>>>

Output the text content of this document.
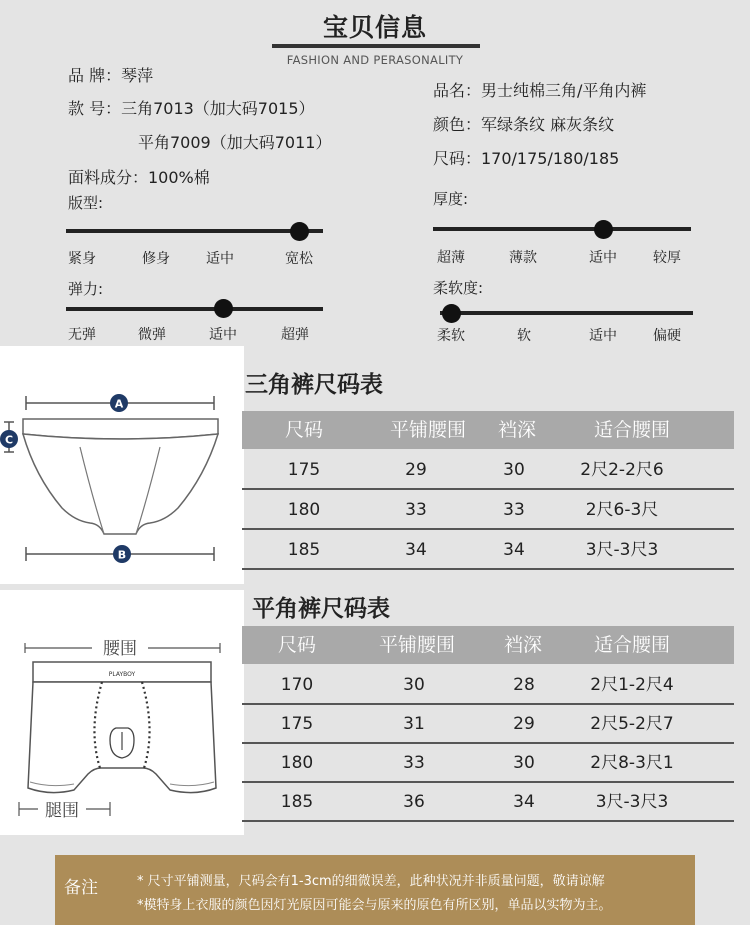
宝贝信息
FASHION AND PERASONALITY
品 牌：琴萍
款 号：三角7013（加大码7015）
平角7009（加大码7011）
面料成分：100%棉
品名：男士纯棉三角/平角内裤
颜色：军绿条纹 麻灰条纹
尺码：170/175/180/185
版型:
紧身	修身	适中	宽松
厚度:
超薄	薄款	适中	较厚
弹力:
无弹	微弹	适中	超弹
柔软度:
柔软	软	适中	偏硬
A
C
B
腰围
PLAYBOY
腿围
三角裤尺码表
尺码	平铺腰围	裆深	适合腰围
175	29	30	2尺2-2尺6
180	33	33	2尺6-3尺
185	34	34	3尺-3尺3
平角裤尺码表
尺码	平铺腰围	裆深	适合腰围
170	30	28	2尺1-2尺4
175	31	29	2尺5-2尺7
180	33	30	2尺8-3尺1
185	36	34	3尺-3尺3
备注	* 尺寸平铺测量，尺码会有1-3cm的细微误差，此种状况并非质量问题，敬请谅解
*模特身上衣服的颜色因灯光原因可能会与原来的原色有所区别，单品以实物为主。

<<<

• **DIRECTIONS**: Copy every record above exactly as written, but leave out the pictures.

• **THE COMPLETED TASK**:
Output the text content of this document.
宝贝信息
FASHION AND PERASONALITY
品 牌：琴萍
款 号：三角7013（加大码7015）
平角7009（加大码7011）
面料成分：100%棉
品名：男士纯棉三角/平角内裤
颜色：军绿条纹 麻灰条纹
尺码：170/175/180/185
版型:
紧身	修身	适中	宽松
厚度:
超薄	薄款	适中	较厚
弹力:
无弹	微弹	适中	超弹
柔软度:
柔软	软	适中	偏硬
A
C
B
腰围
PLAYBOY
腿围
三角裤尺码表
尺码	平铺腰围	裆深	适合腰围
175	29	30	2尺2-2尺6
180	33	33	2尺6-3尺
185	34	34	3尺-3尺3
平角裤尺码表
尺码	平铺腰围	裆深	适合腰围
170	30	28	2尺1-2尺4
175	31	29	2尺5-2尺7
180	33	30	2尺8-3尺1
185	36	34	3尺-3尺3
备注	* 尺寸平铺测量，尺码会有1-3cm的细微误差，此种状况并非质量问题，敬请谅解
*模特身上衣服的颜色因灯光原因可能会与原来的原色有所区别，单品以实物为主。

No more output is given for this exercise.